*Exercise objective*.
Using the listing below, copy every line that mentions "DDdif".
*** Record excerpts
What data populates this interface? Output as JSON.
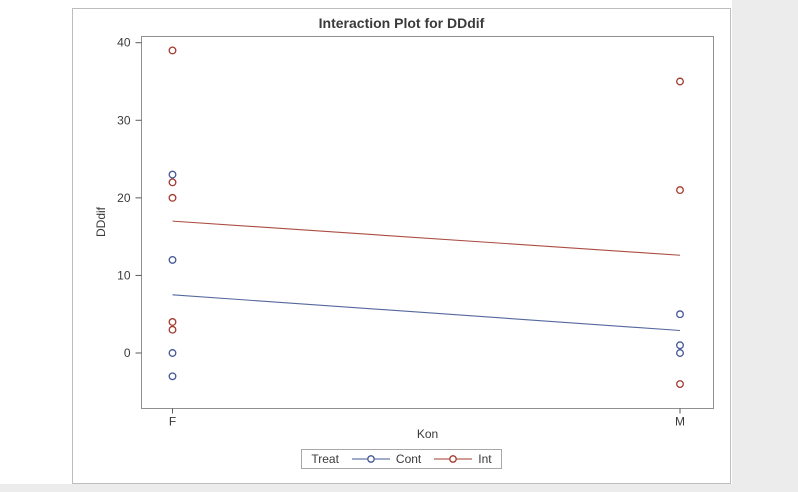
{
  "chart_data": {
    "type": "line",
    "subtype": "interaction-plot-scatter-with-fit-lines",
    "title": "Interaction Plot for DDdif",
    "xlabel": "Kon",
    "ylabel": "DDdif",
    "categories": [
      "F",
      "M"
    ],
    "yticks": [
      0,
      10,
      20,
      30,
      40
    ],
    "ylim": [
      -7,
      41
    ],
    "grid": false,
    "legend": {
      "title": "Treat",
      "position": "bottom",
      "entries": [
        "Cont",
        "Int"
      ]
    },
    "series": [
      {
        "name": "Cont",
        "color": "#445694",
        "marker": "open-circle",
        "points": {
          "F": [
            23,
            12,
            0,
            -3
          ],
          "M": [
            5,
            1,
            0
          ]
        },
        "trend_line": {
          "F": 7.5,
          "M": 2.9
        }
      },
      {
        "name": "Int",
        "color": "#A23A2E",
        "marker": "open-circle",
        "points": {
          "F": [
            39,
            22,
            20,
            4,
            3
          ],
          "M": [
            35,
            21,
            -4
          ]
        },
        "trend_line": {
          "F": 17.0,
          "M": 12.6
        }
      }
    ]
  },
  "colors": {
    "outer_background": "#ececec",
    "page_background": "#ffffff",
    "panel_border": "#bdbdbd",
    "plot_frame": "#909090",
    "tick": "#5a5a5a",
    "text": "#3a3a3a",
    "legend_border": "#a8a8a8"
  }
}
******
*Problem solution*.
    "title": "Interaction Plot for DDdif",
    "ylabel": "DDdif",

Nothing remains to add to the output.